> _Task to carry out_:
Of all the lines in the records, how many hold the word "ffffff"? Answer with the number only.

> _Records supplied_:
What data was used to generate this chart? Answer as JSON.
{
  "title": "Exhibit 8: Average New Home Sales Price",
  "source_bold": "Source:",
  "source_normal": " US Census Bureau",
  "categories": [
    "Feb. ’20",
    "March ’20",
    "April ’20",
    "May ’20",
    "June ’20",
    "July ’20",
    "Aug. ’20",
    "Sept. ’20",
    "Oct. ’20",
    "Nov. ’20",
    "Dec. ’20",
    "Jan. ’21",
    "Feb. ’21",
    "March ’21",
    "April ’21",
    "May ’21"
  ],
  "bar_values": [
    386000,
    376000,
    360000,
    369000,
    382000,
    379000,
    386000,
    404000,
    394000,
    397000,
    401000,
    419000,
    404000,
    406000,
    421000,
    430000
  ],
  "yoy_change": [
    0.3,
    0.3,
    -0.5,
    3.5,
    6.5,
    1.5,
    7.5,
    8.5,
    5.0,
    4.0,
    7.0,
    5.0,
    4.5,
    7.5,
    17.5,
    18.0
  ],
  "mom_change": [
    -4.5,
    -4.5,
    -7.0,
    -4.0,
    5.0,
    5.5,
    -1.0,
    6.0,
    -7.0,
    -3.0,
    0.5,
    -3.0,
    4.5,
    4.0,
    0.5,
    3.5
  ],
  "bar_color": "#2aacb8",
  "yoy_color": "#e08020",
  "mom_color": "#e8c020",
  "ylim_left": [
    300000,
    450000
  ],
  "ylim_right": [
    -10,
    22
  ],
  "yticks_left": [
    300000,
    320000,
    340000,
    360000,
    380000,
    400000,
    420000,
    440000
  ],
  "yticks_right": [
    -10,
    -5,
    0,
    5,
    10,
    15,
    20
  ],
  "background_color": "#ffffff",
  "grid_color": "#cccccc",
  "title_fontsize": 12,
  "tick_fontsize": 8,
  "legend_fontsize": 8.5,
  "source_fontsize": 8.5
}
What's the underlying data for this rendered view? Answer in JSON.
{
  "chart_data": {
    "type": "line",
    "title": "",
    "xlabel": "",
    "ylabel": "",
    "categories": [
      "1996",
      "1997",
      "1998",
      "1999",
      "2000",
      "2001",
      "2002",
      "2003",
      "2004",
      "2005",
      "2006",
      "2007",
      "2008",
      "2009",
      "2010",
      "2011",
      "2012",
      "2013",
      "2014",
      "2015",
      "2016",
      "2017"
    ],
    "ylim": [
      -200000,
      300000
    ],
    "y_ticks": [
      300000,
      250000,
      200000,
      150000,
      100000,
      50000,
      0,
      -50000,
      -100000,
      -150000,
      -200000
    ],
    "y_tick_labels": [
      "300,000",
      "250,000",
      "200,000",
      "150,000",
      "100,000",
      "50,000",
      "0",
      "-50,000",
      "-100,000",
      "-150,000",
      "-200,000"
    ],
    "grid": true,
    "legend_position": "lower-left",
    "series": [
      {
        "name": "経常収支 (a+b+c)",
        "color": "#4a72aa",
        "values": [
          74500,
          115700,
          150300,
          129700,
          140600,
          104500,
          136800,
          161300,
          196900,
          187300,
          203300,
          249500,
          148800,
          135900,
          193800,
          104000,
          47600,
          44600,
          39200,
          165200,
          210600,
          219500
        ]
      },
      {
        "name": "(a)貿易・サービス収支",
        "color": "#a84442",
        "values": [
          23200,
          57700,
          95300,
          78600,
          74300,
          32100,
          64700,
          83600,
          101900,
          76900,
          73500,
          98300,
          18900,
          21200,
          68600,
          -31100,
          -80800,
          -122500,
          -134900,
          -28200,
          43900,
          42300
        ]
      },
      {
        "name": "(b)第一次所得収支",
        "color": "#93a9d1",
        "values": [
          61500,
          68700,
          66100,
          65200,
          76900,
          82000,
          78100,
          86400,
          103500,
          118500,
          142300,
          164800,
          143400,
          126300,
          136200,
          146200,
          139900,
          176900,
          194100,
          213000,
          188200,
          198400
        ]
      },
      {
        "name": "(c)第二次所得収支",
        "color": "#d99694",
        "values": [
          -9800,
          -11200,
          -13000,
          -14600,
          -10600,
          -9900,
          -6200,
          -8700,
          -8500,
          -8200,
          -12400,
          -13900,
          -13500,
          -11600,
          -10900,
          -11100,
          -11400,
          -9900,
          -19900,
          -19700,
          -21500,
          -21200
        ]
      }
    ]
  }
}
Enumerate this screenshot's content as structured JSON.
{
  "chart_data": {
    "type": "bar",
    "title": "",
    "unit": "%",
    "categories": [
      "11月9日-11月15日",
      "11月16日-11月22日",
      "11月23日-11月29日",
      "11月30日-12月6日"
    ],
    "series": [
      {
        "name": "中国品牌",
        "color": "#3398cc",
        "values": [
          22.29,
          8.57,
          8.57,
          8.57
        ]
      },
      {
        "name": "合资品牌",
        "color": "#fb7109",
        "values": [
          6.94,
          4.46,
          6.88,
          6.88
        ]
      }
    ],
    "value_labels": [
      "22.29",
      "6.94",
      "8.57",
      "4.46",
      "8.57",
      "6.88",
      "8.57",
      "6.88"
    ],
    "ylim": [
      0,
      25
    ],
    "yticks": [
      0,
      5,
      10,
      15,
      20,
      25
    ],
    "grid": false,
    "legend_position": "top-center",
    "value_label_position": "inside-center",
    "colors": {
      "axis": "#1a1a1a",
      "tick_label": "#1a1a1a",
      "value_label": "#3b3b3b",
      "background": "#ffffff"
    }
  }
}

> _Written answer_:
2